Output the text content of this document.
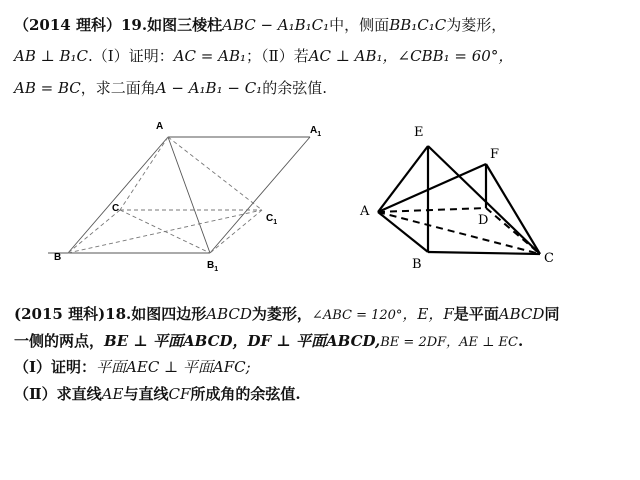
（2014 理科）19.如图三棱柱ABC − A₁B₁C₁中，侧面BB₁C₁C为菱形，
AB ⊥ B₁C.（Ⅰ）证明：AC = AB₁；（Ⅱ）若AC ⊥ AB₁，∠CBB₁ = 60°，
AB = BC，求二面角A − A₁B₁ − C₁的余弦值.
A	$A_1$
C
$C_1$
B
$B_1$
E
F
A
D
B	C
(2015 理科)18.如图四边形ABCD为菱形，∠ABC = 120°，E，F是平面ABCD同
一侧的两点，BE ⊥ 平面ABCD，DF ⊥ 平面ABCD,BE = 2DF，AE ⊥ EC.
（Ⅰ）证明：平面AEC ⊥ 平面AFC;
（Ⅱ）求直线AE与直线CF所成角的余弦值.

···

## REQUEST
The records above must be transcribed exactly. Pictures are left out of the copy.

## EXERCISE RESPONSE
Output the text content of this document.
（2014 理科）19.如图三棱柱ABC − A₁B₁C₁中，侧面BB₁C₁C为菱形，
AB ⊥ B₁C.（Ⅰ）证明：AC = AB₁；（Ⅱ）若AC ⊥ AB₁，∠CBB₁ = 60°，
AB = BC，求二面角A − A₁B₁ − C₁的余弦值.
A	$A_1$
C
$C_1$
B
$B_1$
E
F
A
D
B	C
(2015 理科)18.如图四边形ABCD为菱形，∠ABC = 120°，E，F是平面ABCD同
一侧的两点，BE ⊥ 平面ABCD，DF ⊥ 平面ABCD,BE = 2DF，AE ⊥ EC.
（Ⅰ）证明：平面AEC ⊥ 平面AFC;
（Ⅱ）求直线AE与直线CF所成角的余弦值.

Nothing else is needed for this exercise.